Senator Mike Lee’s Safeguarding American Tourism Act would shield large cruise ships—defined as 800 or more passenger berths—from certain requirements under the Passenger Vessel Services Act (PVSA) and the Jones Act for voyages within the United States. The bill also makes targeted adjustments to how alien crewmembers land temporarily in the United States and clarifies that existing U.S. laws still apply beyond the explicitly amended provisions.
The goal, on paper, is to ease operations for large cruise lines and preserve tourism activity, while maintaining a legal framework elsewhere.
At a Glance
What It Does
Adds a new nonapplicability rule for PVSA to vessels with 800+ passenger berths. Extends nonapplicability to certain Jones Act constraints for those vessels on domestic passenger transport between U.S. ports. Alters immigration language to adjust crew landing permits and simplifies temporary landings for alien crew members. Includes a rule-of-construction stating that other federal laws remain in effect unless explicitly changed.
Who It Affects
Cruise lines operating ships with 800+ berths and their routes between U.S. ports; U.S. ports and port authorities involved in coastwise traffic; immigration and visa processing agencies handling crew landings; and ancillary businesses supporting large-cruise operations.
Why It Matters
If enacted, the measure could reshape who can operate certain domestic itineraries and change the regulatory burden on large cruise vessels, with downstream effects on tourism economies, maritime labor, and compliance practices. It also raises questions about how temporarily landing crews will be regulated under immigration laws.
More articles like this one.
A weekly email with all the latest developments on this topic.
What This Bill Actually Does
The Safeguarding American Tourism Act proposes a targeted exemption for very large cruise ships—those with 800 or more passenger berths—from certain U.S. laws that usually govern passenger vessels operating domestically. Specifically, the bill adds a new nonapplicability clause to PVSA Section 55103, meaning PVSA would not apply to these large ships on certain routes between U.S. ports.
In parallel, it amends the Jones Act framework by adding a similar nonapplicability for vessels with 800+ berths that transport passengers between U.S. locations to which coastwise laws apply, with the ship carrying the passengers directly or via a foreign port. This creates a legal pathway for large cruise lines to operate domestic itineraries with fewer constraints tied to the traditional U.S. coastwise framework.
The Five Things You Need to Know
The bill creates a new PVSA nonapplicability for vessels with 800+ passenger berths.
It also extends a Jones Act nonapplicability to such vessels on domestic passenger routes between U.S. ports.
The act amends citizenship and navy reserve provisions to reflect the 800+ berth exemption for applicable vessels.
Section 3 modifies landing-permit rules for alien crewmembers, aligning discretion and visa-based timelines with the new framework.
Section 4 provides a rule of construction to ensure other U.S. laws still apply, except as explicitly amended.
Section-by-Section Breakdown
Every bill we cover gets an analysis of its key sections.
PVSA nonapplicability for 800+ berth vessels
The bill adds a new subsection to PVSA Section 55103 stating that the PVSA shall not apply to vessels with 800 or more passenger berths. This removal of PVSA coverage directly affects how these ships can operate on domestic routes, potentially altering licensing, safety, and regulatory oversight expectations that PVSA currently imposes on smaller passenger vessels.

......

→ **The request**:
According to the summary of the Safeguarding American Tourism Act, how many passenger berths must a cruise ship have to qualify for the exemption?

→ **Records supplied**:
......

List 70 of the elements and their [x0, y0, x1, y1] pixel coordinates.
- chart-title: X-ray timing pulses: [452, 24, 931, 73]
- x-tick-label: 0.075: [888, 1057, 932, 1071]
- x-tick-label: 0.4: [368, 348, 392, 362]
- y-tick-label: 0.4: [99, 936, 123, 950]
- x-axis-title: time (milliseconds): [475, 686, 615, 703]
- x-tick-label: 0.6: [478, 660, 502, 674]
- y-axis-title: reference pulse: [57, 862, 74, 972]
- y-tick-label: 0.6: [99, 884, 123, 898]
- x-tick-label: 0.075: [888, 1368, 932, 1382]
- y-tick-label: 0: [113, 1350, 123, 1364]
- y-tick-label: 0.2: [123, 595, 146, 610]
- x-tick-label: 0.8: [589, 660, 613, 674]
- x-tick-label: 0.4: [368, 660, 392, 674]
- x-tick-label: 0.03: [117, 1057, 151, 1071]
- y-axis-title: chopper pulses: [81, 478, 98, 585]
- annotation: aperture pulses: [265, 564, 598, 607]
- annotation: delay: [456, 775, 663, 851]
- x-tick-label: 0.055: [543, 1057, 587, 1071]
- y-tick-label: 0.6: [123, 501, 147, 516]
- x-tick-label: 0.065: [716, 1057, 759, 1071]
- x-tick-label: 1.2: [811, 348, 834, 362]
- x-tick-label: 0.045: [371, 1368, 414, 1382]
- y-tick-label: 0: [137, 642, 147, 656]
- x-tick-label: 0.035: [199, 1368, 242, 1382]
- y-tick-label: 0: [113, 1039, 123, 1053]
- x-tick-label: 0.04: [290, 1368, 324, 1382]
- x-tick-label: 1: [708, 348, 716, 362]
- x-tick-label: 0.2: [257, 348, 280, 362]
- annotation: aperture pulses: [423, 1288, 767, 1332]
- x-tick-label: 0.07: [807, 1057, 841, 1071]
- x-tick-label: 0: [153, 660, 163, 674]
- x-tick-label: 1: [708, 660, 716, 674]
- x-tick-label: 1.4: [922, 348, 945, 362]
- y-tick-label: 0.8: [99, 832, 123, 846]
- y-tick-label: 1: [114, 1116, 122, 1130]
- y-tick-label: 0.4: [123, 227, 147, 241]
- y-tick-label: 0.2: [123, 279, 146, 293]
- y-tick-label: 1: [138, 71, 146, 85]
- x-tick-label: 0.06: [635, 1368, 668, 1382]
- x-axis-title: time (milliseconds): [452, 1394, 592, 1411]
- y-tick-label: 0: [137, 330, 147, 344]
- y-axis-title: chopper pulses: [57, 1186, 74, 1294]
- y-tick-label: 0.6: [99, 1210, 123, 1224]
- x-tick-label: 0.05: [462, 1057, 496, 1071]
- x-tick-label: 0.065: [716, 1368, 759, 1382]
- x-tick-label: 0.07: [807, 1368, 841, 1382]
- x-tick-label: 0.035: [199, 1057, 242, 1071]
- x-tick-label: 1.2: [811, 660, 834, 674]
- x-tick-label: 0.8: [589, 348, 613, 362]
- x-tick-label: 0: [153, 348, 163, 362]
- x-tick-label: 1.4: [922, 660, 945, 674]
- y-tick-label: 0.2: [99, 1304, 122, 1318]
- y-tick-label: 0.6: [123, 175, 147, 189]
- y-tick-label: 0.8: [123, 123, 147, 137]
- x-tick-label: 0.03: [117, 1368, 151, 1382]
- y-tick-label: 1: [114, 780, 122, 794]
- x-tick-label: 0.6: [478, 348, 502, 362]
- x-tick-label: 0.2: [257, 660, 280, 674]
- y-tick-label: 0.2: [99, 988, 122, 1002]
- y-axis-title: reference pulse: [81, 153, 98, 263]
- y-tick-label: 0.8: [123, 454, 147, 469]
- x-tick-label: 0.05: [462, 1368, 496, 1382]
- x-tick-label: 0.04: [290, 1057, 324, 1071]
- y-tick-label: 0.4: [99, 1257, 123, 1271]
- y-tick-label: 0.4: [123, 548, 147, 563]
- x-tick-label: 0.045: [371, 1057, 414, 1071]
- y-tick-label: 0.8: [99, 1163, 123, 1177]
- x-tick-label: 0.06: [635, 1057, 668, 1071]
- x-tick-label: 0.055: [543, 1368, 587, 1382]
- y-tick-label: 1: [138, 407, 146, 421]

......

→ **Full response**:
800 or more passenger berths.